-- DATA EXCERPTS --

^^^^^^^^^^^^^^^^

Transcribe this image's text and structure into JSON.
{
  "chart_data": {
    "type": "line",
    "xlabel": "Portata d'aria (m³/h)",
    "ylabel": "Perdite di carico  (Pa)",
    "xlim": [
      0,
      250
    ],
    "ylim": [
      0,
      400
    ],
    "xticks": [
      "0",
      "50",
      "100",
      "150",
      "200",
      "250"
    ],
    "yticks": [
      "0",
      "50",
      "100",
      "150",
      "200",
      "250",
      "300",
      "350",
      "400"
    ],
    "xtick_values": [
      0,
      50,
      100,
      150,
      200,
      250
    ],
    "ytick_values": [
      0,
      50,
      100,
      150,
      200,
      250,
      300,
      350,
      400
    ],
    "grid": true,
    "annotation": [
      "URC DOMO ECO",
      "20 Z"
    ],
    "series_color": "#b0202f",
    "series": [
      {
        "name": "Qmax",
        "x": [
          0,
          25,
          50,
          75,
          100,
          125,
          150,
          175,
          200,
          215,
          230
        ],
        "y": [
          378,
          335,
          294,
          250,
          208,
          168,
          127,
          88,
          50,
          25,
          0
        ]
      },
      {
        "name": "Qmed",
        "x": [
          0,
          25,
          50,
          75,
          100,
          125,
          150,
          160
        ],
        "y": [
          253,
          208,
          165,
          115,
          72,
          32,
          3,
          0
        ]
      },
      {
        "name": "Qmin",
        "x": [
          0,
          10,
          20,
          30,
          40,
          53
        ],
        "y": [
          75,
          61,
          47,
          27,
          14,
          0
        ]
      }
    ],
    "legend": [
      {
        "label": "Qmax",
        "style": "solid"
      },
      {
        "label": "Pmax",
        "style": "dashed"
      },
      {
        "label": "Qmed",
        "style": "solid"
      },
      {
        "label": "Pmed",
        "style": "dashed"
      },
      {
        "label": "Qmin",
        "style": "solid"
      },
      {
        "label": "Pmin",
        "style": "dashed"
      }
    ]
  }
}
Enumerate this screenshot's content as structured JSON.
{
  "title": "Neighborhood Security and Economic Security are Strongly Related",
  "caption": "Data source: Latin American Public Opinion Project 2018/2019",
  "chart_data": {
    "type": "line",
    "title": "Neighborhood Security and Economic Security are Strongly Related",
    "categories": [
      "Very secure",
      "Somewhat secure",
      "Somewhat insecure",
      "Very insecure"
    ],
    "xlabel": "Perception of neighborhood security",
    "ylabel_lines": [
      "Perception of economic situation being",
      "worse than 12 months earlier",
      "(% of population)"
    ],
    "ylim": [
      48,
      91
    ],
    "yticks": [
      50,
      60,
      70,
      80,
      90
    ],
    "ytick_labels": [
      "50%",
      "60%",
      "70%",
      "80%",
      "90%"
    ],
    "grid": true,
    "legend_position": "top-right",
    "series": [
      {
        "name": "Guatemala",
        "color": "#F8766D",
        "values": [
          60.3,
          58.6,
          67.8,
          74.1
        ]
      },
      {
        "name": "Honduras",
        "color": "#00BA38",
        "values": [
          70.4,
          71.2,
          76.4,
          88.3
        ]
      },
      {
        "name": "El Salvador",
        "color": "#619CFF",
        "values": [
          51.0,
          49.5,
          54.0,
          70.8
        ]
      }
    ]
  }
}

^^^^^^^^^^^^^^^^

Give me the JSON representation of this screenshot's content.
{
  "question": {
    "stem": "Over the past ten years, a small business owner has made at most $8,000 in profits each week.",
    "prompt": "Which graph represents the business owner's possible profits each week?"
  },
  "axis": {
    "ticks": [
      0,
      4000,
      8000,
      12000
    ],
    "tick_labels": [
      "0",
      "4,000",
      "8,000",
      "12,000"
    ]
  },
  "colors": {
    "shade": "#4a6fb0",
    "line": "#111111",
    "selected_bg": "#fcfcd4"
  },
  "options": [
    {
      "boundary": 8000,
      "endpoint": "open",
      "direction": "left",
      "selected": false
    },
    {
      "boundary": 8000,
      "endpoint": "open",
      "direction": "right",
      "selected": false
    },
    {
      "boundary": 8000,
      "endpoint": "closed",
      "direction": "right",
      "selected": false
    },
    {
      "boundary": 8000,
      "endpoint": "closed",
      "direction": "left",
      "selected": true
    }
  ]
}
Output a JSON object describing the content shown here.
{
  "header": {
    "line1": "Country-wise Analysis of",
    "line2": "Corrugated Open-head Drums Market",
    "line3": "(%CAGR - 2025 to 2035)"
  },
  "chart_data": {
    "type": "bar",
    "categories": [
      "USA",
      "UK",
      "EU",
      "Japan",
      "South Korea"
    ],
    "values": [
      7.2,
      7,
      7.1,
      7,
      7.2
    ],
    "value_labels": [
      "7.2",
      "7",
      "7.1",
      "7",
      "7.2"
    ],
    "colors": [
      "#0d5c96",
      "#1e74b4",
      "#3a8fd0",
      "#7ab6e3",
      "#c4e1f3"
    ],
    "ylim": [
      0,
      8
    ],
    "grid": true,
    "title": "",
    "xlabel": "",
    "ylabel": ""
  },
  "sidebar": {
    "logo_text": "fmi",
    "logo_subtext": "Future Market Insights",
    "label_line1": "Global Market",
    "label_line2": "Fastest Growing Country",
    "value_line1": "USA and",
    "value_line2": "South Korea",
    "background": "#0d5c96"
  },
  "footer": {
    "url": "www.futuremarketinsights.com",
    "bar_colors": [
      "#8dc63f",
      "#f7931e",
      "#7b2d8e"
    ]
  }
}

^^^^^^^^^^^^^^^^

-- YOUR TASK --
Lines of the material that contain the word "week" are to be gathered.

-- PROBLEM SOLUTION --
    "stem": "Over the past ten years, a small business owner has made at most $8,000 in profits each week.",
    "prompt": "Which graph represents the business owner's possible profits each week?"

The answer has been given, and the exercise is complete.